*WHAT THE TASK REQUIRES*. Could you reproduce the rows below word for word, leaving out the pictures?

(Region annotation records)
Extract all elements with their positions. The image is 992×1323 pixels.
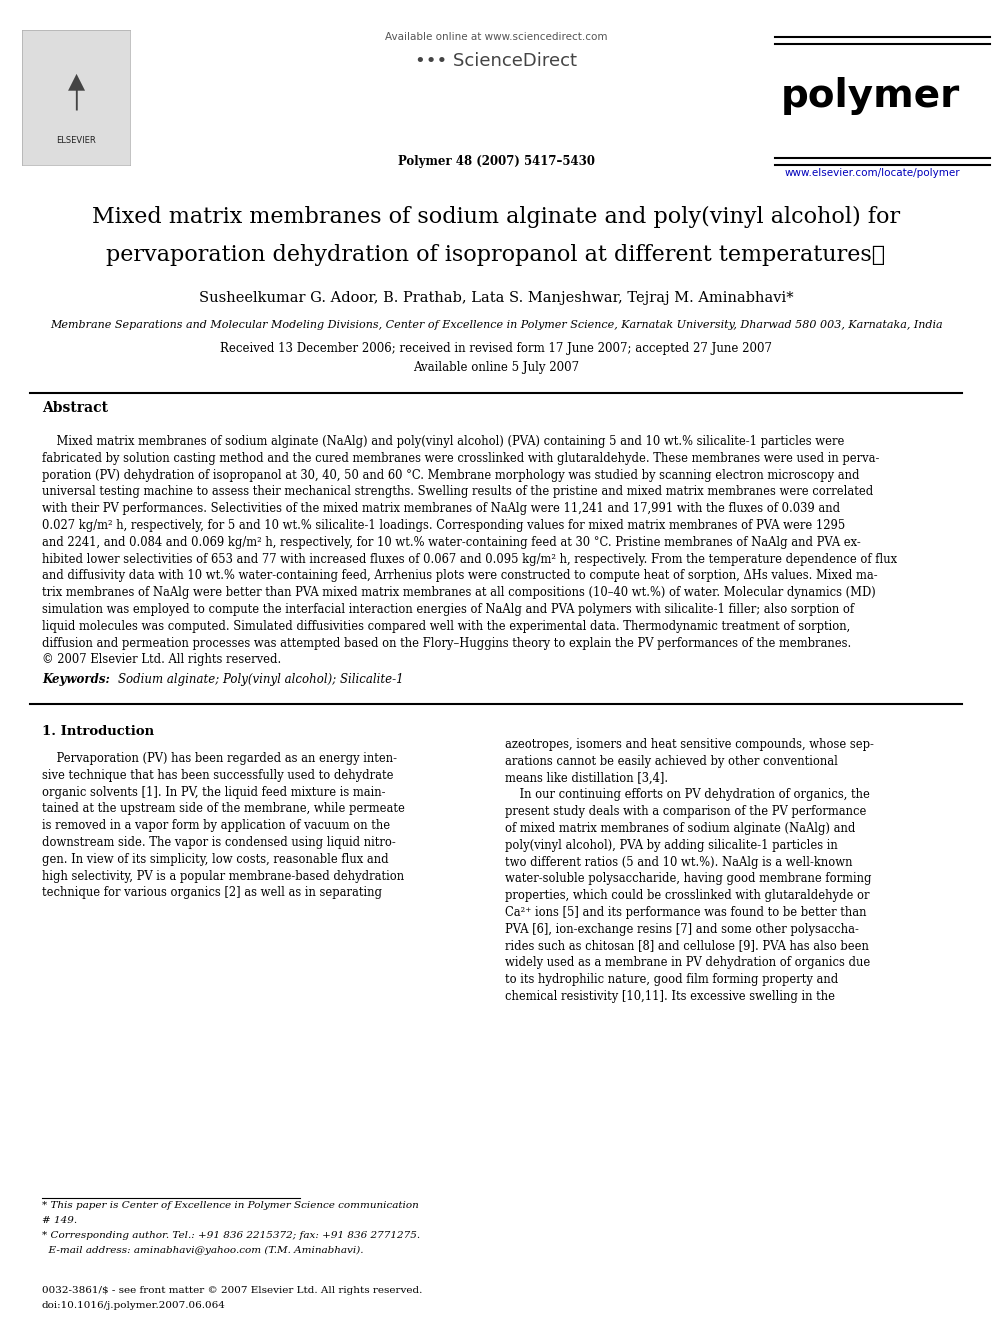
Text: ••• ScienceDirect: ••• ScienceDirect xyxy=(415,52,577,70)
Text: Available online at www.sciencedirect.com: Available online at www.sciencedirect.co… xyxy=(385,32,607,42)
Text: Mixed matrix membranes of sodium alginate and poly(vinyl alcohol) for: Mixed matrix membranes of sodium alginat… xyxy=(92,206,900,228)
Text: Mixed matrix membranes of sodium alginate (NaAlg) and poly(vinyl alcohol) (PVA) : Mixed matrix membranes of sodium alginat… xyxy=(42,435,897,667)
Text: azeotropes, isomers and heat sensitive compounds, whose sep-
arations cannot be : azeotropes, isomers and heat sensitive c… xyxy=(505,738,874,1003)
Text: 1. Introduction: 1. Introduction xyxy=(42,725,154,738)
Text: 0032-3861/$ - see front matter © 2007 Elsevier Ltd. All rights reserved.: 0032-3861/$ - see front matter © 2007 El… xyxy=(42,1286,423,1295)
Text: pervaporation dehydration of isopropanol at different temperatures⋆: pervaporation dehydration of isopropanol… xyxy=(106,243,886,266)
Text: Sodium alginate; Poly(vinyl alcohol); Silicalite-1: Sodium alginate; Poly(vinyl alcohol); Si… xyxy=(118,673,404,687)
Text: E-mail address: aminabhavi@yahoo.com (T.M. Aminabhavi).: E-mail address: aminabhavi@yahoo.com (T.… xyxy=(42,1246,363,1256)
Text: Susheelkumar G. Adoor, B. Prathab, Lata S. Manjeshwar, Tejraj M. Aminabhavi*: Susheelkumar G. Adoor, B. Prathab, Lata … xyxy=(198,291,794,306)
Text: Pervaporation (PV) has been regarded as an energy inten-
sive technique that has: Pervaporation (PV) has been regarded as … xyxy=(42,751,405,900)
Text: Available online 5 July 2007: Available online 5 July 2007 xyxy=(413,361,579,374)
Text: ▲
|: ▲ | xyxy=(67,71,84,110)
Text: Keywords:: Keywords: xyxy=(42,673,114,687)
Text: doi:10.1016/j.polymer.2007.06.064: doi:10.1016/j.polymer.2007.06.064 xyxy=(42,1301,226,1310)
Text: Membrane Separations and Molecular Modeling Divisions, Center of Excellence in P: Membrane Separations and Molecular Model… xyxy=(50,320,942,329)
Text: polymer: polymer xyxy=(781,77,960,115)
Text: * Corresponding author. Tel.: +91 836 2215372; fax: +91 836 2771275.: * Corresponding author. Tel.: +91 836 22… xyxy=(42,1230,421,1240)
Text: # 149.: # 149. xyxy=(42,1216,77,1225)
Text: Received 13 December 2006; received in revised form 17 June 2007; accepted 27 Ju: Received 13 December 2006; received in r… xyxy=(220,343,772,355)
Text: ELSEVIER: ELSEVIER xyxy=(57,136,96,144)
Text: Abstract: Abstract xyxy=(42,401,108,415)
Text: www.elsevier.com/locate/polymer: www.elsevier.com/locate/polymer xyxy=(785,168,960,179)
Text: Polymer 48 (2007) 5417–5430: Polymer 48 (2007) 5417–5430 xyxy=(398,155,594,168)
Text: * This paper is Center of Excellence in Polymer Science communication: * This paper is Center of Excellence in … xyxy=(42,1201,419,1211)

*SOLUTION TO THE EXERCISE*.
Extract all elements with their positions. The image is 992×1323 pixels.
Text: ••• ScienceDirect: ••• ScienceDirect xyxy=(415,52,577,70)
Text: Available online at www.sciencedirect.com: Available online at www.sciencedirect.co… xyxy=(385,32,607,42)
Text: Mixed matrix membranes of sodium alginate and poly(vinyl alcohol) for: Mixed matrix membranes of sodium alginat… xyxy=(92,206,900,228)
Text: Mixed matrix membranes of sodium alginate (NaAlg) and poly(vinyl alcohol) (PVA) : Mixed matrix membranes of sodium alginat… xyxy=(42,435,897,667)
Text: azeotropes, isomers and heat sensitive compounds, whose sep-
arations cannot be : azeotropes, isomers and heat sensitive c… xyxy=(505,738,874,1003)
Text: 1. Introduction: 1. Introduction xyxy=(42,725,154,738)
Text: 0032-3861/$ - see front matter © 2007 Elsevier Ltd. All rights reserved.: 0032-3861/$ - see front matter © 2007 El… xyxy=(42,1286,423,1295)
Text: pervaporation dehydration of isopropanol at different temperatures⋆: pervaporation dehydration of isopropanol… xyxy=(106,243,886,266)
Text: Sodium alginate; Poly(vinyl alcohol); Silicalite-1: Sodium alginate; Poly(vinyl alcohol); Si… xyxy=(118,673,404,687)
Text: E-mail address: aminabhavi@yahoo.com (T.M. Aminabhavi).: E-mail address: aminabhavi@yahoo.com (T.… xyxy=(42,1246,363,1256)
Text: Susheelkumar G. Adoor, B. Prathab, Lata S. Manjeshwar, Tejraj M. Aminabhavi*: Susheelkumar G. Adoor, B. Prathab, Lata … xyxy=(198,291,794,306)
Text: Pervaporation (PV) has been regarded as an energy inten-
sive technique that has: Pervaporation (PV) has been regarded as … xyxy=(42,751,405,900)
Text: Available online 5 July 2007: Available online 5 July 2007 xyxy=(413,361,579,374)
Text: ▲
|: ▲ | xyxy=(67,71,84,110)
Text: Keywords:: Keywords: xyxy=(42,673,114,687)
Text: doi:10.1016/j.polymer.2007.06.064: doi:10.1016/j.polymer.2007.06.064 xyxy=(42,1301,226,1310)
Text: Membrane Separations and Molecular Modeling Divisions, Center of Excellence in P: Membrane Separations and Molecular Model… xyxy=(50,320,942,329)
Text: polymer: polymer xyxy=(781,77,960,115)
Text: * Corresponding author. Tel.: +91 836 2215372; fax: +91 836 2771275.: * Corresponding author. Tel.: +91 836 22… xyxy=(42,1230,421,1240)
Text: # 149.: # 149. xyxy=(42,1216,77,1225)
Text: Received 13 December 2006; received in revised form 17 June 2007; accepted 27 Ju: Received 13 December 2006; received in r… xyxy=(220,343,772,355)
Text: ELSEVIER: ELSEVIER xyxy=(57,136,96,144)
Text: Abstract: Abstract xyxy=(42,401,108,415)
Text: www.elsevier.com/locate/polymer: www.elsevier.com/locate/polymer xyxy=(785,168,960,179)
Text: Polymer 48 (2007) 5417–5430: Polymer 48 (2007) 5417–5430 xyxy=(398,155,594,168)
Text: * This paper is Center of Excellence in Polymer Science communication: * This paper is Center of Excellence in … xyxy=(42,1201,419,1211)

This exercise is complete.